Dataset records
——

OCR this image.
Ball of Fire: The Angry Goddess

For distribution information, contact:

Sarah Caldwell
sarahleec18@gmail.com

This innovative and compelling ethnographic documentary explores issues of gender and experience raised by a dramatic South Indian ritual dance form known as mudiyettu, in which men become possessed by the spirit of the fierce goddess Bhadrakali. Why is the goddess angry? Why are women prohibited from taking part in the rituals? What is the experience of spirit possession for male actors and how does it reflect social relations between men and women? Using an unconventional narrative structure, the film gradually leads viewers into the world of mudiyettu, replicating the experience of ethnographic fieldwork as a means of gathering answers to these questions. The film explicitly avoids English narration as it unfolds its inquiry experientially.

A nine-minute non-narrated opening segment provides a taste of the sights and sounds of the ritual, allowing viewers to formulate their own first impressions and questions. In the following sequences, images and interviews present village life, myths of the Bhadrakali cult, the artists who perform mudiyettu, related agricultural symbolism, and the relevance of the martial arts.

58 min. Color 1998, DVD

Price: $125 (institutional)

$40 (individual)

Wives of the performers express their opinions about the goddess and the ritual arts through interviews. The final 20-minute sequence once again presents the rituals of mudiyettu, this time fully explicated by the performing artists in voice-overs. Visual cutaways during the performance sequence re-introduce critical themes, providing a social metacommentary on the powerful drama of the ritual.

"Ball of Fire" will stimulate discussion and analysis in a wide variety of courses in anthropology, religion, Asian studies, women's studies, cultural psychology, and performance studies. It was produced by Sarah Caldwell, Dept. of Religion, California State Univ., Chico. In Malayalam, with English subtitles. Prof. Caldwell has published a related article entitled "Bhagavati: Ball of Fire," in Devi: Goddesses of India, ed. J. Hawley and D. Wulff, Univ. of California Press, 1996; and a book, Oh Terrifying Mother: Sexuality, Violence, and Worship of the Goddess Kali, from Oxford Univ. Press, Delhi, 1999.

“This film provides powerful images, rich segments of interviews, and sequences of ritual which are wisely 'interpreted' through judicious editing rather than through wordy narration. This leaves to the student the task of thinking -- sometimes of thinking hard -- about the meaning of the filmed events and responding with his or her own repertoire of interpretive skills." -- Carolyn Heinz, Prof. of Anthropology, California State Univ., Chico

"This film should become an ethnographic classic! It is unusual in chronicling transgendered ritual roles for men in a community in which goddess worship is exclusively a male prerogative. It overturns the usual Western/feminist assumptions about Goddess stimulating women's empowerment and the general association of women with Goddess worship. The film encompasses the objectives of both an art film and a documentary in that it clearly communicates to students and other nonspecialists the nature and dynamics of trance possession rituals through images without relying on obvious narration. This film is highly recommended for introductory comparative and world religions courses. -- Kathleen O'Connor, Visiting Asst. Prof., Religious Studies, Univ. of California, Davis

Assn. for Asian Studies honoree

——

Could you transcribe the records in full, exactly?

OCR this image.
Ball of Fire: The Angry Goddess

For distribution information, contact:

Sarah Caldwell
sarahleec18@gmail.com

This innovative and compelling ethnographic documentary explores issues of gender and experience raised by a dramatic South Indian ritual dance form known as mudiyettu, in which men become possessed by the spirit of the fierce goddess Bhadrakali. Why is the goddess angry? Why are women prohibited from taking part in the rituals? What is the experience of spirit possession for male actors and how does it reflect social relations between men and women? Using an unconventional narrative structure, the film gradually leads viewers into the world of mudiyettu, replicating the experience of ethnographic fieldwork as a means of gathering answers to these questions. The film explicitly avoids English narration as it unfolds its inquiry experientially.

A nine-minute non-narrated opening segment provides a taste of the sights and sounds of the ritual, allowing viewers to formulate their own first impressions and questions. In the following sequences, images and interviews present village life, myths of the Bhadrakali cult, the artists who perform mudiyettu, related agricultural symbolism, and the relevance of the martial arts.

58 min. Color 1998, DVD

Price: $125 (institutional)

$40 (individual)

Wives of the performers express their opinions about the goddess and the ritual arts through interviews. The final 20-minute sequence once again presents the rituals of mudiyettu, this time fully explicated by the performing artists in voice-overs. Visual cutaways during the performance sequence re-introduce critical themes, providing a social metacommentary on the powerful drama of the ritual.

"Ball of Fire" will stimulate discussion and analysis in a wide variety of courses in anthropology, religion, Asian studies, women's studies, cultural psychology, and performance studies. It was produced by Sarah Caldwell, Dept. of Religion, California State Univ., Chico. In Malayalam, with English subtitles. Prof. Caldwell has published a related article entitled "Bhagavati: Ball of Fire," in Devi: Goddesses of India, ed. J. Hawley and D. Wulff, Univ. of California Press, 1996; and a book, Oh Terrifying Mother: Sexuality, Violence, and Worship of the Goddess Kali, from Oxford Univ. Press, Delhi, 1999.

“This film provides powerful images, rich segments of interviews, and sequences of ritual which are wisely 'interpreted' through judicious editing rather than through wordy narration. This leaves to the student the task of thinking -- sometimes of thinking hard -- about the meaning of the filmed events and responding with his or her own repertoire of interpretive skills." -- Carolyn Heinz, Prof. of Anthropology, California State Univ., Chico

"This film should become an ethnographic classic! It is unusual in chronicling transgendered ritual roles for men in a community in which goddess worship is exclusively a male prerogative. It overturns the usual Western/feminist assumptions about Goddess stimulating women's empowerment and the general association of women with Goddess worship. The film encompasses the objectives of both an art film and a documentary in that it clearly communicates to students and other nonspecialists the nature and dynamics of trance possession rituals through images without relying on obvious narration. This film is highly recommended for introductory comparative and world religions courses. -- Kathleen O'Connor, Visiting Asst. Prof., Religious Studies, Univ. of California, Davis

Assn. for Asian Studies honoree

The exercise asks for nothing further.